▶ _Exercise_
Only the number is wanted: how many lines of the data contain "money"?

## Start Dataset rows

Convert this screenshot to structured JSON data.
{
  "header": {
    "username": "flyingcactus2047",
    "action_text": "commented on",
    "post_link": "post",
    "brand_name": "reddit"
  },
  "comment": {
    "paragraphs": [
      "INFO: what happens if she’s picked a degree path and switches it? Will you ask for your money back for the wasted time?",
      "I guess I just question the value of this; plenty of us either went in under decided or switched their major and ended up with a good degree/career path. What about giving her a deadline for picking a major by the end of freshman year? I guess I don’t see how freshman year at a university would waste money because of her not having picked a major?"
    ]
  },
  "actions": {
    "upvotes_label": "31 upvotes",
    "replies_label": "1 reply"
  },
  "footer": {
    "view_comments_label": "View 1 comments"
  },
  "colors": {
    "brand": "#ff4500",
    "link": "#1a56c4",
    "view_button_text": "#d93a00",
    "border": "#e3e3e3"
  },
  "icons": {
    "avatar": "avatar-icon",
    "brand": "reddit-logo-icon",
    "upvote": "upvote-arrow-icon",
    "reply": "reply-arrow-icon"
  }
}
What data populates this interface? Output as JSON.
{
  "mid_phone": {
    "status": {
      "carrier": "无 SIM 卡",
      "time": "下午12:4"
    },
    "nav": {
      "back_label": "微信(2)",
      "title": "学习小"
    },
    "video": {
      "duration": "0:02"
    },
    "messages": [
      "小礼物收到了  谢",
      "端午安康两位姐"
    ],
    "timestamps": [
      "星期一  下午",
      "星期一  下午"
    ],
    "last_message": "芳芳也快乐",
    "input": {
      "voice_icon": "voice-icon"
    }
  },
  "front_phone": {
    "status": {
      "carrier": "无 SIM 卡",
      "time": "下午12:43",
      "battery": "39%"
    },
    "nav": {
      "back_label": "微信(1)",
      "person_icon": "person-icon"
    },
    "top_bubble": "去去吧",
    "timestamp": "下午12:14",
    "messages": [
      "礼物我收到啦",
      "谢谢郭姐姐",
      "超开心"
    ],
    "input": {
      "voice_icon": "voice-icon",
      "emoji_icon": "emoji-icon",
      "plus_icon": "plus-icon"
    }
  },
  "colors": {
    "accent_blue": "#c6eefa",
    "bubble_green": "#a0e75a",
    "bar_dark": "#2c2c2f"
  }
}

## End Dataset rows
## Start Dataset rows

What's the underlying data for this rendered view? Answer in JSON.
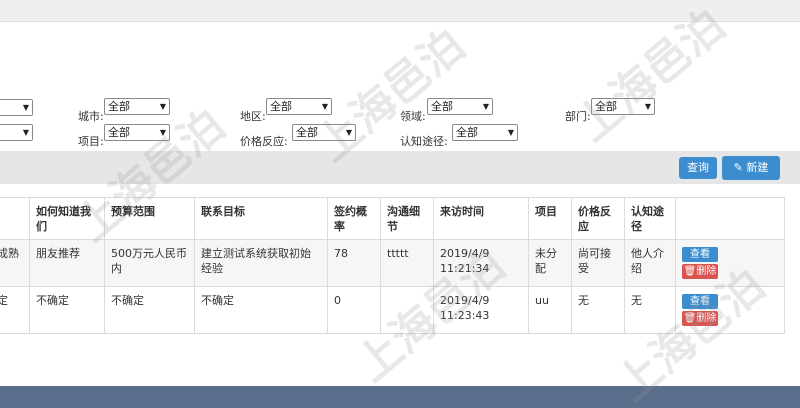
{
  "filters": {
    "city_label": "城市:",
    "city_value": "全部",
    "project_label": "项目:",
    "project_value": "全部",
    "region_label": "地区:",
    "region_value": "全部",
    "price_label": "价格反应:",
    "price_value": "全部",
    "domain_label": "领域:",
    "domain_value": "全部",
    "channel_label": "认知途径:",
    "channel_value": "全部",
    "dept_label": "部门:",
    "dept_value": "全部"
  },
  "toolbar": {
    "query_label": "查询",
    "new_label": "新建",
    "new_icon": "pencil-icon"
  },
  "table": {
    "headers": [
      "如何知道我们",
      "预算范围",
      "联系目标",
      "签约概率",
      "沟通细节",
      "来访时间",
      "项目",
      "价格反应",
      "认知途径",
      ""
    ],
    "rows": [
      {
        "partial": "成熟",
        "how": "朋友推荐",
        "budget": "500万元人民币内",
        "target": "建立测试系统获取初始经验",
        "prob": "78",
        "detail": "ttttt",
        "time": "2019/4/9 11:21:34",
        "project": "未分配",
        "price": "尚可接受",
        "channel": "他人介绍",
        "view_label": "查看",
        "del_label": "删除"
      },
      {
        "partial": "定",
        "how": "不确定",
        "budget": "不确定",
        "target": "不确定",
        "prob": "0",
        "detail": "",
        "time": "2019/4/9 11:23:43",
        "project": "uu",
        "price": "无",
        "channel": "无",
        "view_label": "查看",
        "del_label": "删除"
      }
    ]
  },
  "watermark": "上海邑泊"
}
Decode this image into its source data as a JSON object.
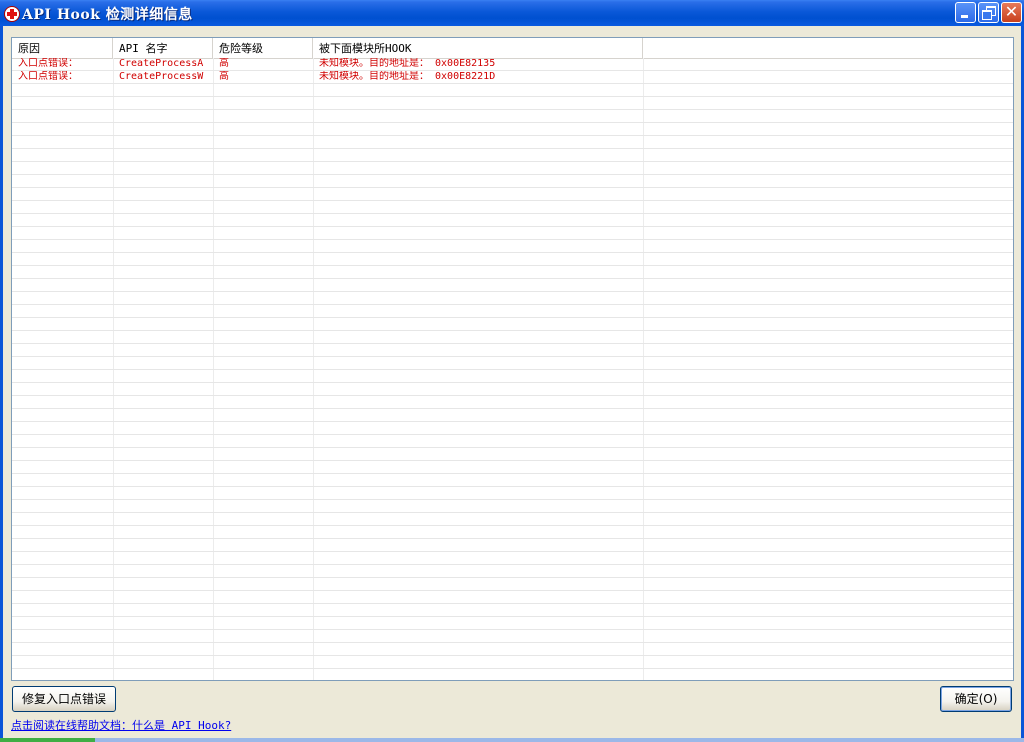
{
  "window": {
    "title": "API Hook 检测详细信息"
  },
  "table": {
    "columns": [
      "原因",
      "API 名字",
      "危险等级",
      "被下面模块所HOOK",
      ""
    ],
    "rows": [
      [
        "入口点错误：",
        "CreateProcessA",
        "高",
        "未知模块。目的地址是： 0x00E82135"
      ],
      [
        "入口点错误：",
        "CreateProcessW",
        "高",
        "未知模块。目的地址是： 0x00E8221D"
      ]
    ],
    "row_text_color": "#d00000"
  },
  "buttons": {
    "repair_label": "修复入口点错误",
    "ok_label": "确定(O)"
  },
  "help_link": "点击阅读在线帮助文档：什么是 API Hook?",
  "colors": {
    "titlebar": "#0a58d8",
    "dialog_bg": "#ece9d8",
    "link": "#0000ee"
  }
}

## End Dataset rows
## Start Dataset rows

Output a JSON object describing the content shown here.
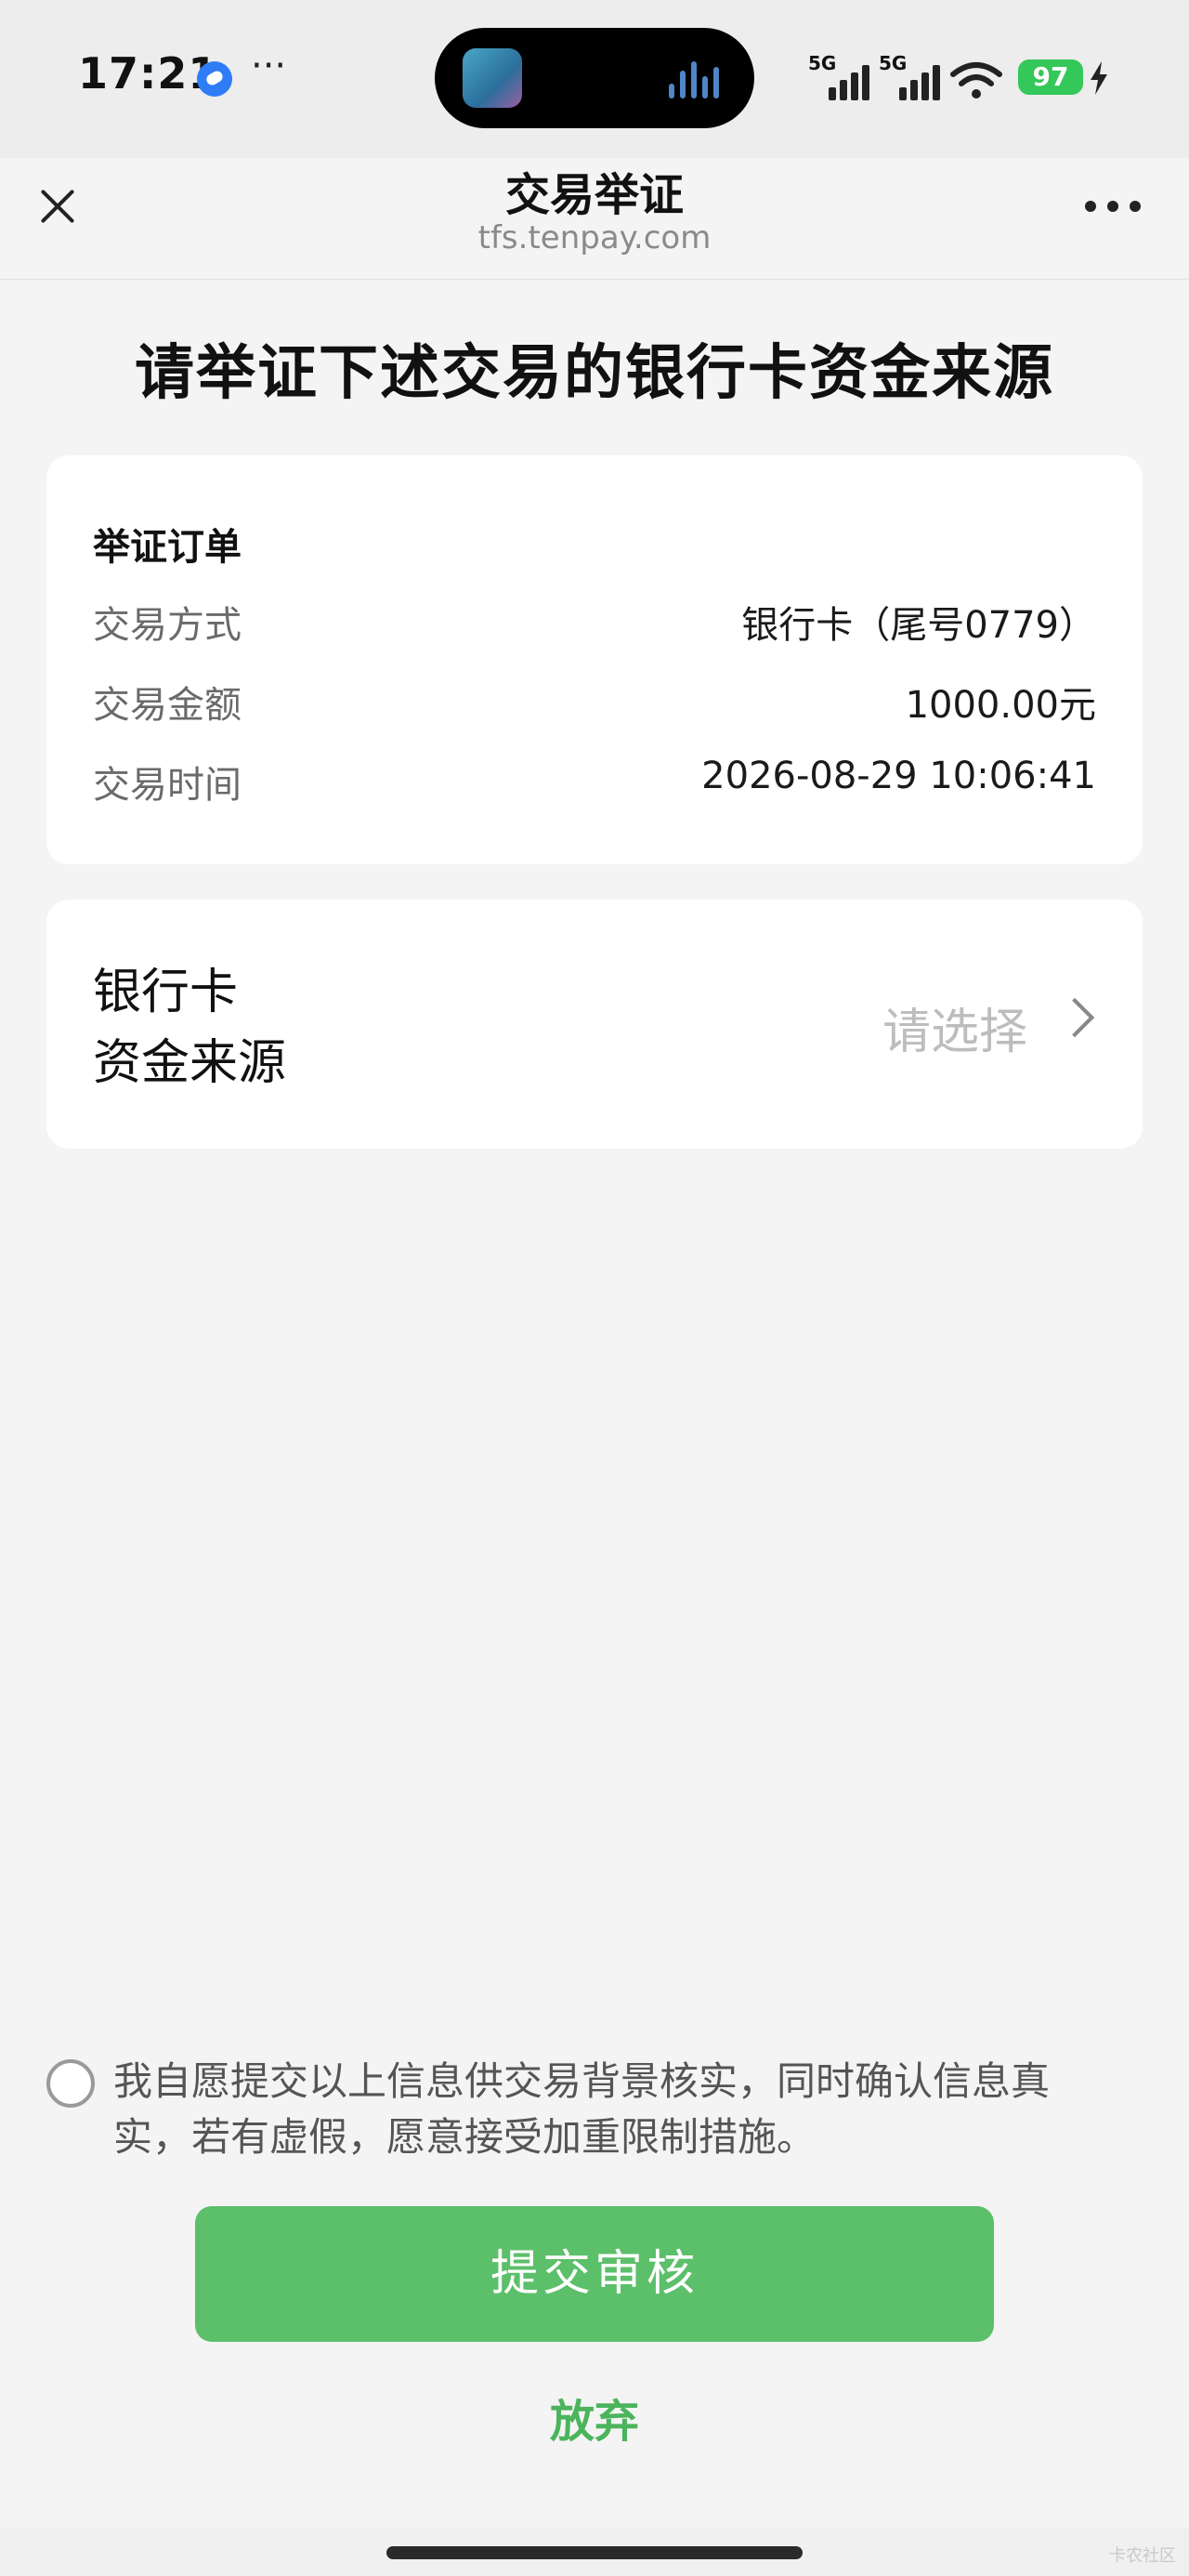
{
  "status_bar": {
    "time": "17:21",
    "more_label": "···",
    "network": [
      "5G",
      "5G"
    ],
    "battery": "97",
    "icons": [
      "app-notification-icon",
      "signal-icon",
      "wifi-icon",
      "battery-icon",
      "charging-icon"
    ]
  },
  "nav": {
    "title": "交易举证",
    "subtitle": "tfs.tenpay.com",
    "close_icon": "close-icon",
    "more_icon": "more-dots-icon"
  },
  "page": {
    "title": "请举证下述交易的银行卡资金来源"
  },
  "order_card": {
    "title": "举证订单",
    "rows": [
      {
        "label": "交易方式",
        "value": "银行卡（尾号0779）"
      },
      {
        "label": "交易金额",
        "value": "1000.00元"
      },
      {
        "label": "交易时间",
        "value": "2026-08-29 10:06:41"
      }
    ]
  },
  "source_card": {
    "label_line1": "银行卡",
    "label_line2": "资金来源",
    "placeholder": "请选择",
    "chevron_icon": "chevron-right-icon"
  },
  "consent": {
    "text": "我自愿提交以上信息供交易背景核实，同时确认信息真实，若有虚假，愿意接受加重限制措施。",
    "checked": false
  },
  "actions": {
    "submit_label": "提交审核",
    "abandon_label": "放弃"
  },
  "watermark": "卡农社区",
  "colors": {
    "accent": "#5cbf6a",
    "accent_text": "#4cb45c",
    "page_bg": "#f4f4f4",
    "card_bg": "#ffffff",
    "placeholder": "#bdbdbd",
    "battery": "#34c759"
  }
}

## End Dataset rows

▶ _Response for this exercise_
2